TASK DETAILS
Your answer should be a single number: the count of lines that hold the word "Galatia".

DATA EXCERPTS
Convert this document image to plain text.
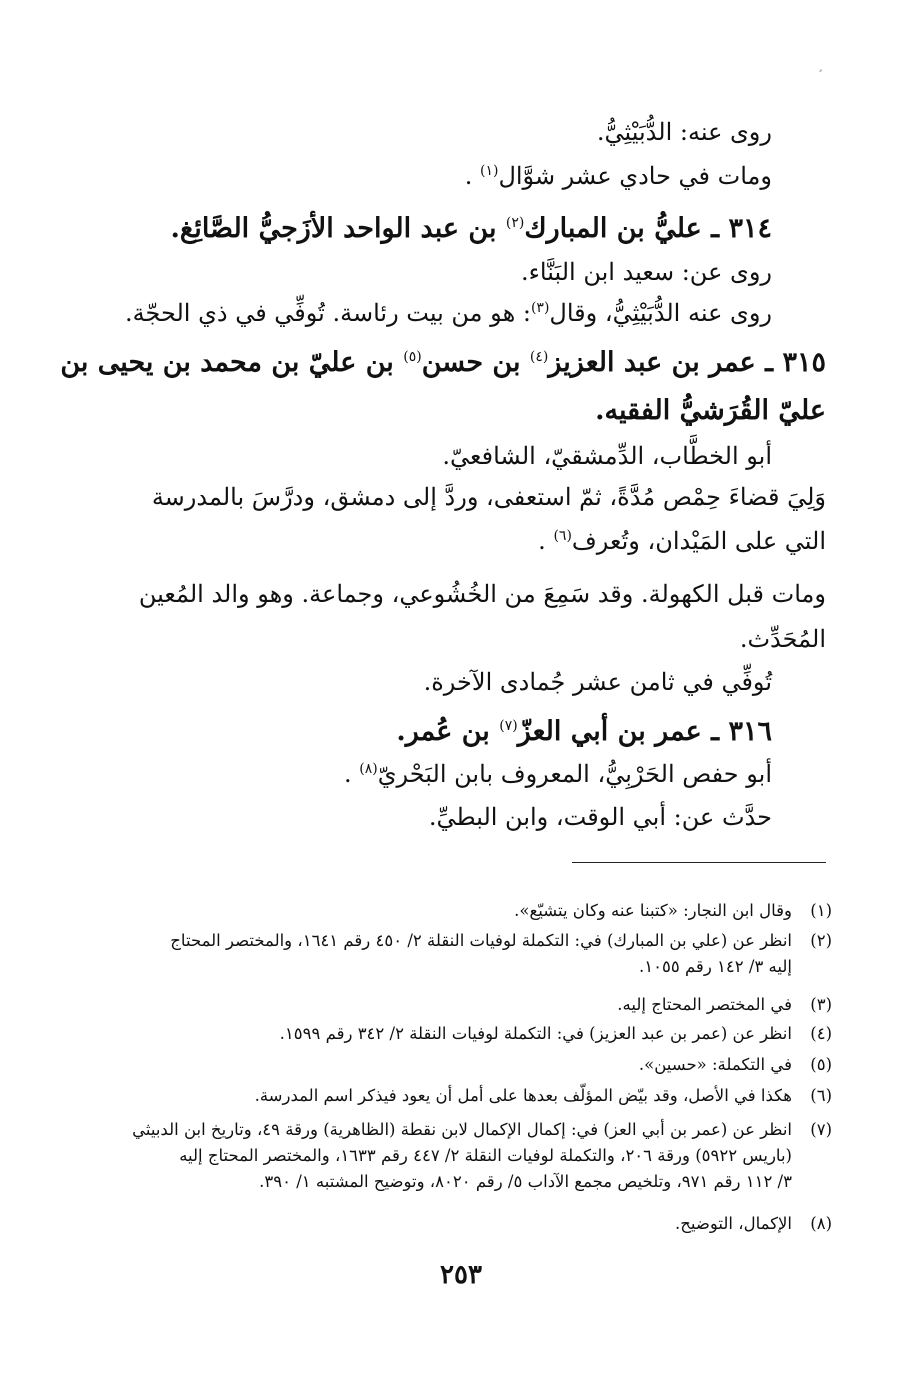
روى عنه: الدُّبَيْثِيُّ.
ومات في حادي عشر شوَّال$^{(١)}$ .
٣١٤ ـ عليُّ بن المبارك$^{(٢)}$ بن عبد الواحد الأزَجيُّ الصَّائِغ.
روى عن: سعيد ابن البَنَّاء.
روى عنه الدُّبَيْثِيُّ، وقال$^{(٣)}$: هو من بيت رئاسة. تُوفِّي في ذي الحجّة.
٣١٥ ـ عمر بن عبد العزيز$^{(٤)}$ بن حسن$^{(٥)}$ بن عليّ بن محمد بن يحيى بن
عليّ القُرَشيُّ الفقيه.
أبو الخطَّاب، الدِّمشقيّ، الشافعيّ.
وَلِيَ قضاءَ حِمْص مُدَّةً، ثمّ استعفى، وردَّ إلى دمشق، ودرَّسَ بالمدرسة
التي على المَيْدان، وتُعرف$^{(٦)}$ .
ومات قبل الكهولة. وقد سَمِعَ من الخُشُوعي، وجماعة. وهو والد المُعين
المُحَدِّث.
تُوفِّي في ثامن عشر جُمادى الآخرة.
٣١٦ ـ عمر بن أبي العزّ$^{(٧)}$ بن عُمر.
أبو حفص الحَرْبِيُّ، المعروف بابن البَحْريّ$^{(٨)}$ .
حدَّث عن: أبي الوقت، وابن البطيِّ.
(١)
وقال ابن النجار: «كتبنا عنه وكان يتشيّع».
(٢)
انظر عن (علي بن المبارك) في: التكملة لوفيات النقلة ٢/ ٤٥٠ رقم ١٦٤١، والمختصر المحتاج
إليه ٣/ ١٤٢ رقم ١٠٥٥.
(٣)
في المختصر المحتاج إليه.
(٤)
انظر عن (عمر بن عبد العزيز) في: التكملة لوفيات النقلة ٢/ ٣٤٢ رقم ١٥٩٩.
(٥)
في التكملة: «حسين».
(٦)
هكذا في الأصل، وقد بيّض المؤلّف بعدها على أمل أن يعود فيذكر اسم المدرسة.
(٧)
انظر عن (عمر بن أبي العز) في: إكمال الإكمال لابن نقطة (الظاهرية) ورقة ٤٩، وتاريخ ابن الدبيثي
(باريس ٥٩٢٢) ورقة ٢٠٦، والتكملة لوفيات النقلة ٢/ ٤٤٧ رقم ١٦٣٣، والمختصر المحتاج إليه
٣/ ١١٢ رقم ٩٧١، وتلخيص مجمع الآداب ٥/ رقم ٨٠٢٠، وتوضيح المشتبه ١/ ٣٩٠.
(٨)
الإكمال، التوضيح.
٢٥٣
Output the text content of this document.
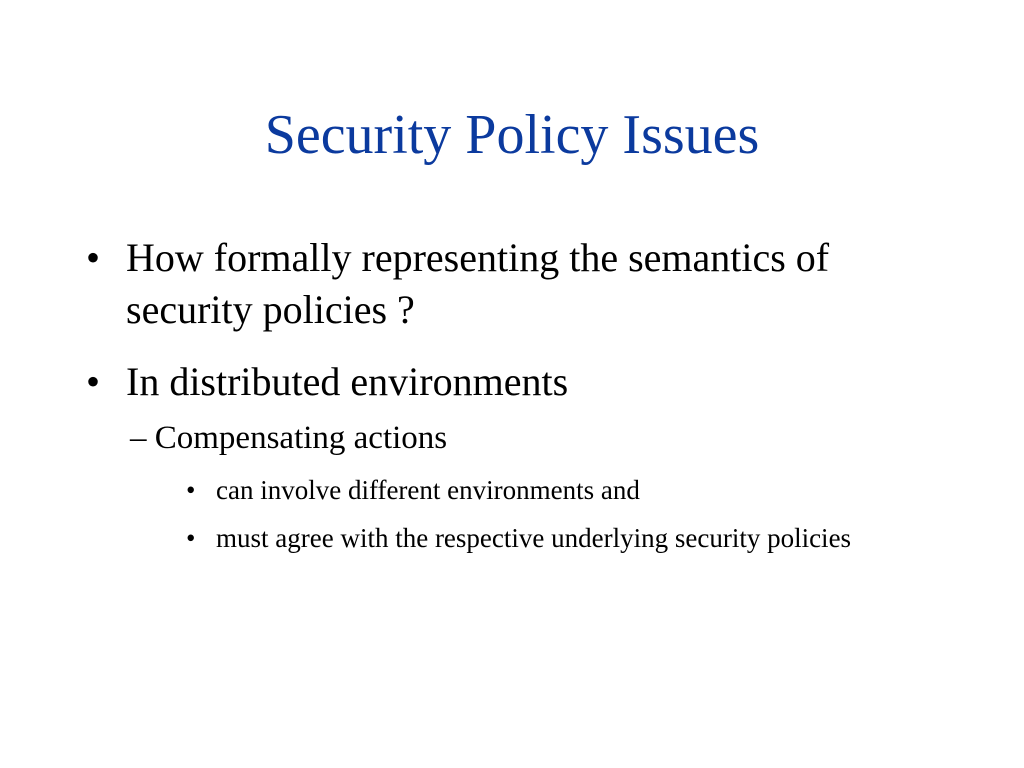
Security Policy Issues
• How formally representing the semantics of security policies ?
• In distributed environments
– Compensating actions
• can involve different environments and
• must agree with the respective underlying security policies
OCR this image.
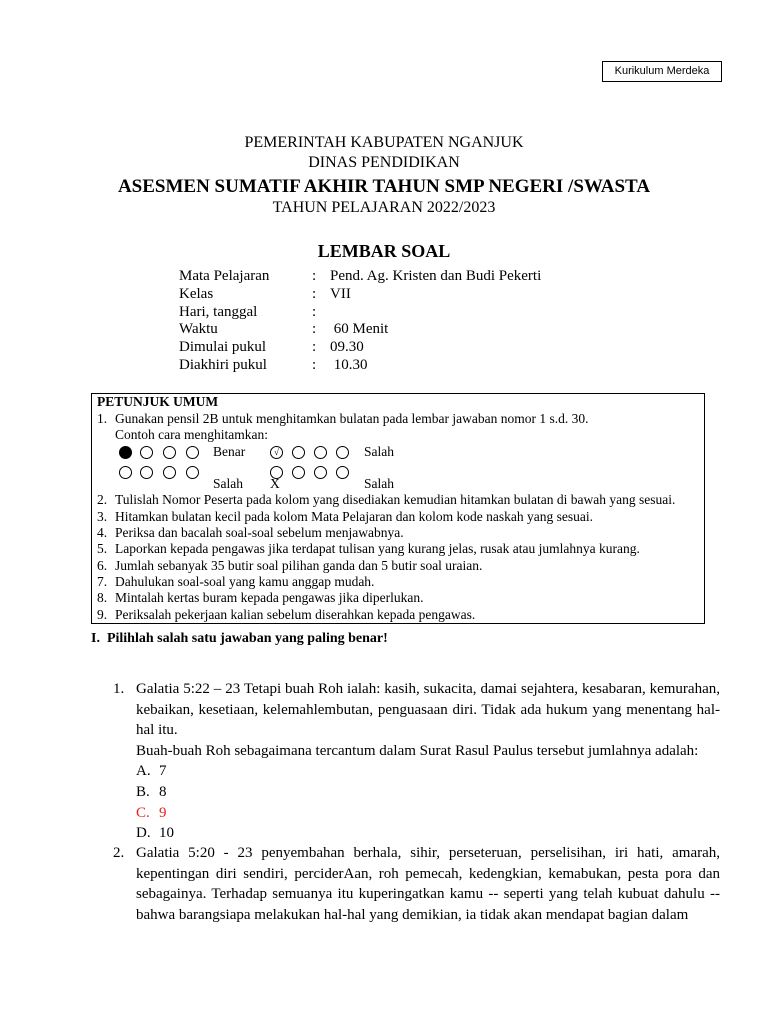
Kurikulum Merdeka
PEMERINTAH KABUPATEN NGANJUK
DINAS PENDIDIKAN
ASESMEN SUMATIF AKHIR TAHUN SMP NEGERI /SWASTA
TAHUN PELAJARAN 2022/2023
LEMBAR SOAL
Mata Pelajaran	: Pend. Ag. Kristen dan Budi Pekerti
Kelas	: VII
Hari, tanggal	:
Waktu	: 60 Menit
Dimulai pukul	: 09.30
Diakhiri pukul	: 10.30
PETUNJUK UMUM
1. Gunakan pensil 2B untuk menghitamkan bulatan pada lembar jawaban nomor 1 s.d. 30.
Contoh cara menghitamkan:
Benar	√	Salah
Salah X	Salah
2. Tulislah Nomor Peserta pada kolom yang disediakan kemudian hitamkan bulatan di bawah yang sesuai.
3. Hitamkan bulatan kecil pada kolom Mata Pelajaran dan kolom kode naskah yang sesuai.
4. Periksa dan bacalah soal-soal sebelum menjawabnya.
5. Laporkan kepada pengawas jika terdapat tulisan yang kurang jelas, rusak atau jumlahnya kurang.
6. Jumlah sebanyak 35 butir soal pilihan ganda dan 5 butir soal uraian.
7. Dahulukan soal-soal yang kamu anggap mudah.
8. Mintalah kertas buram kepada pengawas jika diperlukan.
9. Periksalah pekerjaan kalian sebelum diserahkan kepada pengawas.
I. Pilihlah salah satu jawaban yang paling benar!
1. Galatia 5:22 – 23 Tetapi buah Roh ialah: kasih, sukacita, damai sejahtera, kesabaran, kemurahan, kebaikan, kesetiaan, kelemahlembutan, penguasaan diri. Tidak ada hukum yang menentang hal-hal itu.
Buah-buah Roh sebagaimana tercantum dalam Surat Rasul Paulus tersebut jumlahnya adalah:
A. 7
B. 8
C. 9
D. 10
2. Galatia 5:20 - 23 penyembahan berhala, sihir, perseteruan, perselisihan, iri hati, amarah, kepentingan diri sendiri, perciderAan, roh pemecah, kedengkian, kemabukan, pesta pora dan sebagainya. Terhadap semuanya itu kuperingatkan kamu -- seperti yang telah kubuat dahulu -- bahwa barangsiapa melakukan hal-hal yang demikian, ia tidak akan mendapat bagian dalam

RESULT FOR THIS TASK
2